**Stated exercise:**
Copy the data exactly as it appears, and do not include any pictures.

**Extracted material:**
==================================================

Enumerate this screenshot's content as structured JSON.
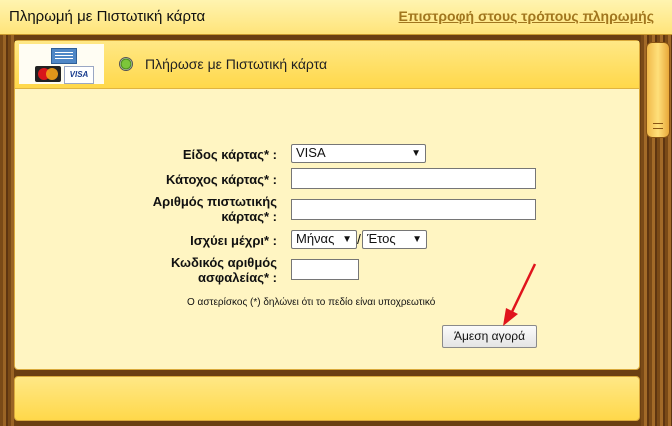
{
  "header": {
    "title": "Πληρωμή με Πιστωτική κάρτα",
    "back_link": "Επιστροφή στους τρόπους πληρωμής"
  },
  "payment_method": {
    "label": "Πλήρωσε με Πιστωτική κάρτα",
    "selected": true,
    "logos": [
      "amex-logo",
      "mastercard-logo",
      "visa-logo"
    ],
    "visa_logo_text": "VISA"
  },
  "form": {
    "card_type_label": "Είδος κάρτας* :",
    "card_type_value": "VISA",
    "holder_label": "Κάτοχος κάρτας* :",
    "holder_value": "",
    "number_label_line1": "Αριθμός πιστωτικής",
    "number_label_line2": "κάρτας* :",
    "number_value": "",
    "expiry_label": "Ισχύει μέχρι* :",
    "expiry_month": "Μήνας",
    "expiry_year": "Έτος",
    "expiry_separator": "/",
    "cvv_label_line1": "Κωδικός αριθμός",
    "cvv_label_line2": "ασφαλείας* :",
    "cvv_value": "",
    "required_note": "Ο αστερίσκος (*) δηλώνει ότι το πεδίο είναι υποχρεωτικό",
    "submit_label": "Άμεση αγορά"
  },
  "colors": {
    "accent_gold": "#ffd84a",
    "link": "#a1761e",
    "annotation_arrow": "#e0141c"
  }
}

==================================================

**Result below:**
Enumerate this screenshot's content as structured JSON.
{
  "header": {
    "title": "Πληρωμή με Πιστωτική κάρτα",
    "back_link": "Επιστροφή στους τρόπους πληρωμής"
  },
  "payment_method": {
    "label": "Πλήρωσε με Πιστωτική κάρτα",
    "selected": true,
    "logos": [
      "amex-logo",
      "mastercard-logo",
      "visa-logo"
    ],
    "visa_logo_text": "VISA"
  },
  "form": {
    "card_type_label": "Είδος κάρτας* :",
    "card_type_value": "VISA",
    "holder_label": "Κάτοχος κάρτας* :",
    "holder_value": "",
    "number_label_line1": "Αριθμός πιστωτικής",
    "number_label_line2": "κάρτας* :",
    "number_value": "",
    "expiry_label": "Ισχύει μέχρι* :",
    "expiry_month": "Μήνας",
    "expiry_year": "Έτος",
    "expiry_separator": "/",
    "cvv_label_line1": "Κωδικός αριθμός",
    "cvv_label_line2": "ασφαλείας* :",
    "cvv_value": "",
    "required_note": "Ο αστερίσκος (*) δηλώνει ότι το πεδίο είναι υποχρεωτικό",
    "submit_label": "Άμεση αγορά"
  },
  "colors": {
    "accent_gold": "#ffd84a",
    "link": "#a1761e",
    "annotation_arrow": "#e0141c"
  }
}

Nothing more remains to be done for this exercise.